WORK TO BE COMPLETED = Repeat each entry word for word. Leave any images out of the copy.

MATERIAL FOR THE TASK =
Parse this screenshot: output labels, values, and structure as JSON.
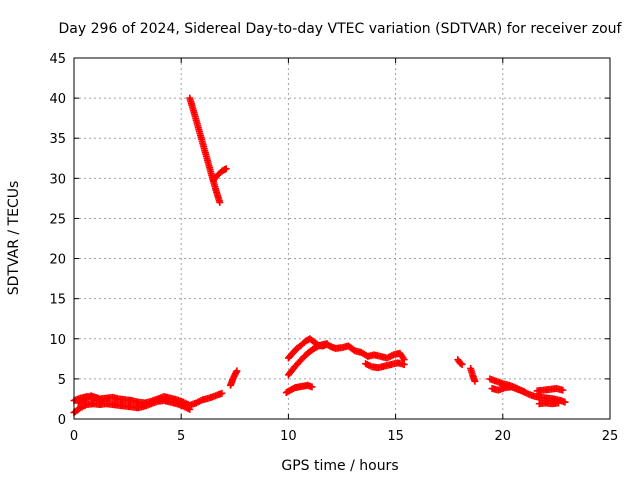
{
  "chart_data": {
    "type": "scatter",
    "title": "Day 296 of 2024, Sidereal Day-to-day VTEC variation (SDTVAR) for receiver zouf",
    "xlabel": "GPS time / hours",
    "ylabel": "SDTVAR / TECUs",
    "xlim": [
      0,
      25
    ],
    "ylim": [
      0,
      45
    ],
    "xticks": [
      "0",
      "5",
      "10",
      "15",
      "20",
      "25"
    ],
    "yticks": [
      "0",
      "5",
      "10",
      "15",
      "20",
      "25",
      "30",
      "35",
      "40",
      "45"
    ],
    "grid": true,
    "marker_color": "#ff0000",
    "series": [
      {
        "name": "SDTVAR",
        "segments": [
          {
            "x": [
              0.0,
              0.3,
              0.6,
              0.9,
              1.2,
              1.5,
              1.8,
              2.1,
              2.4,
              2.7,
              3.0,
              3.3,
              3.6,
              3.9,
              4.2,
              4.5,
              4.8,
              5.1,
              5.4,
              5.7,
              6.0,
              6.3,
              6.6,
              6.9
            ],
            "y": [
              2.3,
              2.6,
              2.8,
              2.7,
              2.5,
              2.6,
              2.7,
              2.5,
              2.4,
              2.3,
              2.1,
              2.0,
              2.2,
              2.5,
              2.8,
              2.6,
              2.4,
              2.1,
              1.7,
              2.0,
              2.4,
              2.6,
              2.9,
              3.2
            ]
          },
          {
            "x": [
              0.0,
              0.3,
              0.6,
              0.9,
              1.2,
              1.5,
              1.8,
              2.1,
              2.4,
              2.7,
              3.0,
              3.3,
              3.6,
              3.9,
              4.2,
              4.5,
              4.8,
              5.1,
              5.4
            ],
            "y": [
              0.8,
              1.4,
              1.8,
              1.9,
              1.8,
              1.9,
              1.8,
              1.7,
              1.6,
              1.5,
              1.4,
              1.6,
              1.9,
              2.2,
              2.3,
              2.1,
              1.9,
              1.6,
              1.2
            ]
          },
          {
            "x": [
              0.2,
              0.5,
              0.8,
              1.1,
              1.4
            ],
            "y": [
              2.0,
              2.4,
              2.9,
              2.6,
              2.2
            ]
          },
          {
            "x": [
              5.4,
              5.6,
              5.8,
              6.0,
              6.2,
              6.4,
              6.6,
              6.8
            ],
            "y": [
              40.0,
              38.2,
              36.3,
              34.4,
              32.5,
              30.6,
              28.7,
              27.0
            ]
          },
          {
            "x": [
              6.5,
              6.7,
              6.9,
              7.1
            ],
            "y": [
              29.8,
              30.4,
              30.9,
              31.2
            ]
          },
          {
            "x": [
              7.3,
              7.4,
              7.5,
              7.6
            ],
            "y": [
              4.2,
              4.9,
              5.5,
              6.0
            ]
          },
          {
            "x": [
              9.9,
              10.1,
              10.3,
              10.5,
              10.7,
              10.9,
              11.1
            ],
            "y": [
              3.3,
              3.6,
              3.9,
              4.0,
              4.1,
              4.2,
              4.0
            ]
          },
          {
            "x": [
              10.0,
              10.2,
              10.4,
              10.6,
              10.8,
              11.0,
              11.2,
              11.4,
              11.6,
              11.8,
              12.0,
              12.2,
              12.5,
              12.8,
              13.1,
              13.4,
              13.7,
              14.0,
              14.3,
              14.6,
              14.9,
              15.2,
              15.4
            ],
            "y": [
              7.6,
              8.2,
              8.8,
              9.2,
              9.7,
              10.0,
              9.6,
              9.2,
              9.1,
              9.3,
              9.0,
              8.8,
              8.9,
              9.1,
              8.5,
              8.3,
              7.8,
              8.0,
              7.8,
              7.6,
              8.0,
              8.2,
              7.4
            ]
          },
          {
            "x": [
              10.0,
              10.3,
              10.6,
              10.9,
              11.2,
              11.5,
              11.8
            ],
            "y": [
              5.5,
              6.5,
              7.4,
              8.2,
              8.8,
              9.2,
              9.4
            ]
          },
          {
            "x": [
              13.6,
              13.9,
              14.2,
              14.5,
              14.8,
              15.1,
              15.4
            ],
            "y": [
              6.9,
              6.5,
              6.4,
              6.6,
              6.8,
              7.0,
              6.8
            ]
          },
          {
            "x": [
              17.9,
              18.0,
              18.1
            ],
            "y": [
              7.4,
              7.0,
              6.8
            ]
          },
          {
            "x": [
              18.5,
              18.6,
              18.7
            ],
            "y": [
              6.3,
              5.4,
              4.7
            ]
          },
          {
            "x": [
              19.4,
              19.7,
              20.0,
              20.3,
              20.6,
              20.9,
              21.2,
              21.5,
              21.8,
              22.1,
              22.4,
              22.7,
              22.9
            ],
            "y": [
              5.0,
              4.7,
              4.4,
              4.2,
              3.9,
              3.5,
              3.1,
              2.8,
              2.7,
              2.6,
              2.5,
              2.3,
              2.1
            ]
          },
          {
            "x": [
              19.5,
              19.8,
              20.1,
              20.4,
              20.7,
              21.0
            ],
            "y": [
              3.8,
              3.6,
              3.9,
              4.0,
              3.7,
              3.4
            ]
          },
          {
            "x": [
              21.6,
              21.9,
              22.2,
              22.5,
              22.8
            ],
            "y": [
              3.5,
              3.6,
              3.7,
              3.8,
              3.6
            ]
          },
          {
            "x": [
              21.7,
              22.0,
              22.3,
              22.6
            ],
            "y": [
              1.9,
              2.0,
              1.9,
              2.0
            ]
          }
        ]
      }
    ]
  }
}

REPLY TO THE EXERCISE =
Parse this screenshot: output labels, values, and structure as JSON.
{
  "chart_data": {
    "type": "scatter",
    "title": "Day 296 of 2024, Sidereal Day-to-day VTEC variation (SDTVAR) for receiver zouf",
    "xlabel": "GPS time / hours",
    "ylabel": "SDTVAR / TECUs",
    "xlim": [
      0,
      25
    ],
    "ylim": [
      0,
      45
    ],
    "xticks": [
      "0",
      "5",
      "10",
      "15",
      "20",
      "25"
    ],
    "yticks": [
      "0",
      "5",
      "10",
      "15",
      "20",
      "25",
      "30",
      "35",
      "40",
      "45"
    ],
    "grid": true,
    "marker_color": "#ff0000",
    "series": [
      {
        "name": "SDTVAR",
        "segments": [
          {
            "x": [
              0.0,
              0.3,
              0.6,
              0.9,
              1.2,
              1.5,
              1.8,
              2.1,
              2.4,
              2.7,
              3.0,
              3.3,
              3.6,
              3.9,
              4.2,
              4.5,
              4.8,
              5.1,
              5.4,
              5.7,
              6.0,
              6.3,
              6.6,
              6.9
            ],
            "y": [
              2.3,
              2.6,
              2.8,
              2.7,
              2.5,
              2.6,
              2.7,
              2.5,
              2.4,
              2.3,
              2.1,
              2.0,
              2.2,
              2.5,
              2.8,
              2.6,
              2.4,
              2.1,
              1.7,
              2.0,
              2.4,
              2.6,
              2.9,
              3.2
            ]
          },
          {
            "x": [
              0.0,
              0.3,
              0.6,
              0.9,
              1.2,
              1.5,
              1.8,
              2.1,
              2.4,
              2.7,
              3.0,
              3.3,
              3.6,
              3.9,
              4.2,
              4.5,
              4.8,
              5.1,
              5.4
            ],
            "y": [
              0.8,
              1.4,
              1.8,
              1.9,
              1.8,
              1.9,
              1.8,
              1.7,
              1.6,
              1.5,
              1.4,
              1.6,
              1.9,
              2.2,
              2.3,
              2.1,
              1.9,
              1.6,
              1.2
            ]
          },
          {
            "x": [
              0.2,
              0.5,
              0.8,
              1.1,
              1.4
            ],
            "y": [
              2.0,
              2.4,
              2.9,
              2.6,
              2.2
            ]
          },
          {
            "x": [
              5.4,
              5.6,
              5.8,
              6.0,
              6.2,
              6.4,
              6.6,
              6.8
            ],
            "y": [
              40.0,
              38.2,
              36.3,
              34.4,
              32.5,
              30.6,
              28.7,
              27.0
            ]
          },
          {
            "x": [
              6.5,
              6.7,
              6.9,
              7.1
            ],
            "y": [
              29.8,
              30.4,
              30.9,
              31.2
            ]
          },
          {
            "x": [
              7.3,
              7.4,
              7.5,
              7.6
            ],
            "y": [
              4.2,
              4.9,
              5.5,
              6.0
            ]
          },
          {
            "x": [
              9.9,
              10.1,
              10.3,
              10.5,
              10.7,
              10.9,
              11.1
            ],
            "y": [
              3.3,
              3.6,
              3.9,
              4.0,
              4.1,
              4.2,
              4.0
            ]
          },
          {
            "x": [
              10.0,
              10.2,
              10.4,
              10.6,
              10.8,
              11.0,
              11.2,
              11.4,
              11.6,
              11.8,
              12.0,
              12.2,
              12.5,
              12.8,
              13.1,
              13.4,
              13.7,
              14.0,
              14.3,
              14.6,
              14.9,
              15.2,
              15.4
            ],
            "y": [
              7.6,
              8.2,
              8.8,
              9.2,
              9.7,
              10.0,
              9.6,
              9.2,
              9.1,
              9.3,
              9.0,
              8.8,
              8.9,
              9.1,
              8.5,
              8.3,
              7.8,
              8.0,
              7.8,
              7.6,
              8.0,
              8.2,
              7.4
            ]
          },
          {
            "x": [
              10.0,
              10.3,
              10.6,
              10.9,
              11.2,
              11.5,
              11.8
            ],
            "y": [
              5.5,
              6.5,
              7.4,
              8.2,
              8.8,
              9.2,
              9.4
            ]
          },
          {
            "x": [
              13.6,
              13.9,
              14.2,
              14.5,
              14.8,
              15.1,
              15.4
            ],
            "y": [
              6.9,
              6.5,
              6.4,
              6.6,
              6.8,
              7.0,
              6.8
            ]
          },
          {
            "x": [
              17.9,
              18.0,
              18.1
            ],
            "y": [
              7.4,
              7.0,
              6.8
            ]
          },
          {
            "x": [
              18.5,
              18.6,
              18.7
            ],
            "y": [
              6.3,
              5.4,
              4.7
            ]
          },
          {
            "x": [
              19.4,
              19.7,
              20.0,
              20.3,
              20.6,
              20.9,
              21.2,
              21.5,
              21.8,
              22.1,
              22.4,
              22.7,
              22.9
            ],
            "y": [
              5.0,
              4.7,
              4.4,
              4.2,
              3.9,
              3.5,
              3.1,
              2.8,
              2.7,
              2.6,
              2.5,
              2.3,
              2.1
            ]
          },
          {
            "x": [
              19.5,
              19.8,
              20.1,
              20.4,
              20.7,
              21.0
            ],
            "y": [
              3.8,
              3.6,
              3.9,
              4.0,
              3.7,
              3.4
            ]
          },
          {
            "x": [
              21.6,
              21.9,
              22.2,
              22.5,
              22.8
            ],
            "y": [
              3.5,
              3.6,
              3.7,
              3.8,
              3.6
            ]
          },
          {
            "x": [
              21.7,
              22.0,
              22.3,
              22.6
            ],
            "y": [
              1.9,
              2.0,
              1.9,
              2.0
            ]
          }
        ]
      }
    ]
  }
}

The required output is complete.